→ Set exercise
From the listing below, extract every line in which the word "status" appears.

(Extracted records)
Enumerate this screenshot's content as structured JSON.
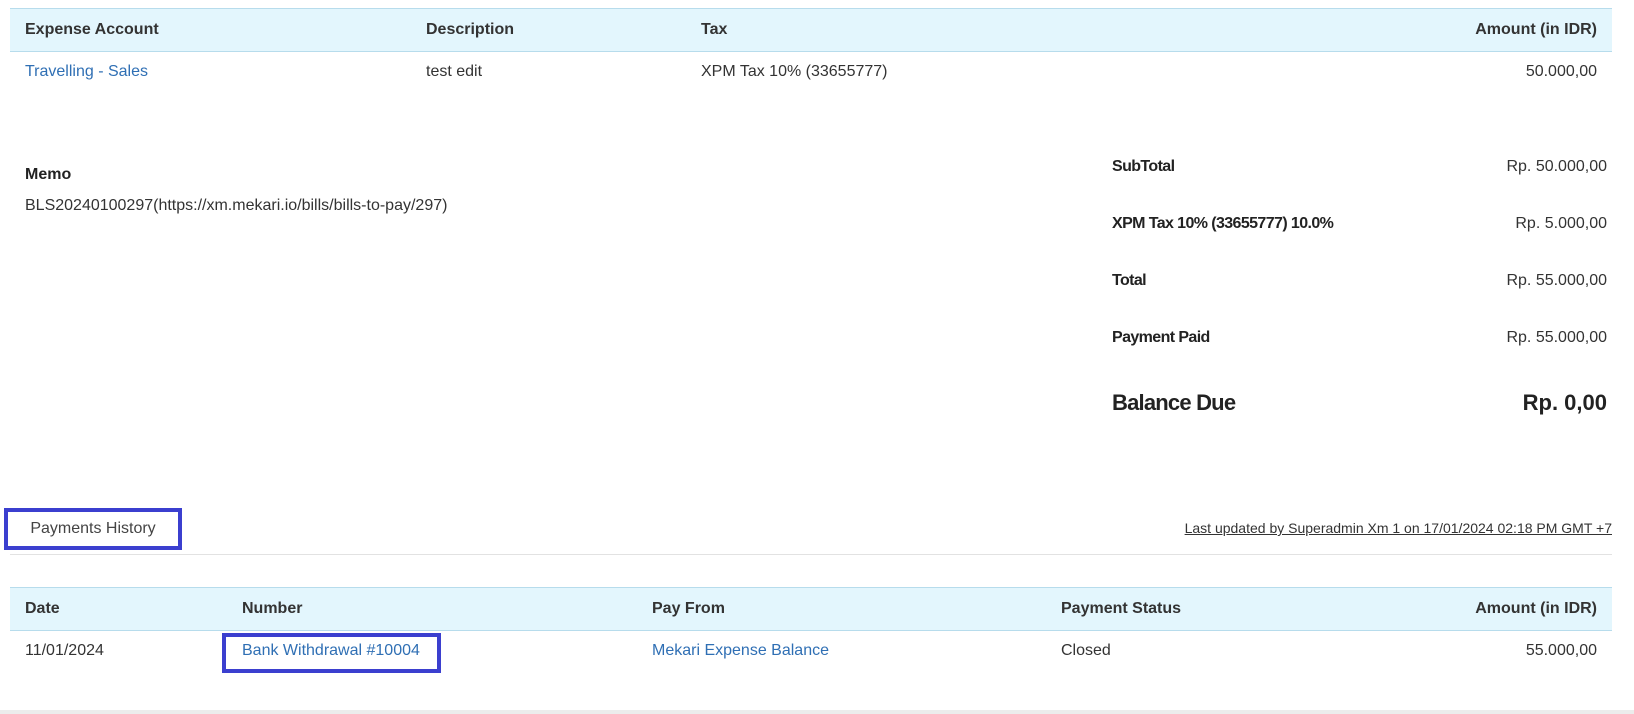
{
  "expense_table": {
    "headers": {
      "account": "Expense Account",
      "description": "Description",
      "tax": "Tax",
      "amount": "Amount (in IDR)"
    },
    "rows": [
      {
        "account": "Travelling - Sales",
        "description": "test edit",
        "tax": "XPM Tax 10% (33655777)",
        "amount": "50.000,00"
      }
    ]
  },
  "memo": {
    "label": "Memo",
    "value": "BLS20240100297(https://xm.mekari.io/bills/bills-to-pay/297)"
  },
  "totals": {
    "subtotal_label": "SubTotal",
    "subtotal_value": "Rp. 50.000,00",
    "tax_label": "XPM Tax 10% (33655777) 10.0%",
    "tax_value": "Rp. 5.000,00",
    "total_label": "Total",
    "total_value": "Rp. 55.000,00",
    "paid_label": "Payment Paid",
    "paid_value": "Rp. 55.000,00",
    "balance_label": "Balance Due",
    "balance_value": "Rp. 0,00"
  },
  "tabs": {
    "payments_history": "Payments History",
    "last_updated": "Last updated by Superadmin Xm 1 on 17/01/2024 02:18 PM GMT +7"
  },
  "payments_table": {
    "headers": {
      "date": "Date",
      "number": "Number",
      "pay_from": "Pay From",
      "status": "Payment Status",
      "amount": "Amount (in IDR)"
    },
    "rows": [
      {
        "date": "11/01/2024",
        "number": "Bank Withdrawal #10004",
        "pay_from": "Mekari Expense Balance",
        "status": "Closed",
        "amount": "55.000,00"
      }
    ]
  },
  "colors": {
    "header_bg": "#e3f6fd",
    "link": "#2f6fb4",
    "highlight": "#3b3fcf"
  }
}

→ Complete output
      "status": "Payment Status",
        "status": "Closed",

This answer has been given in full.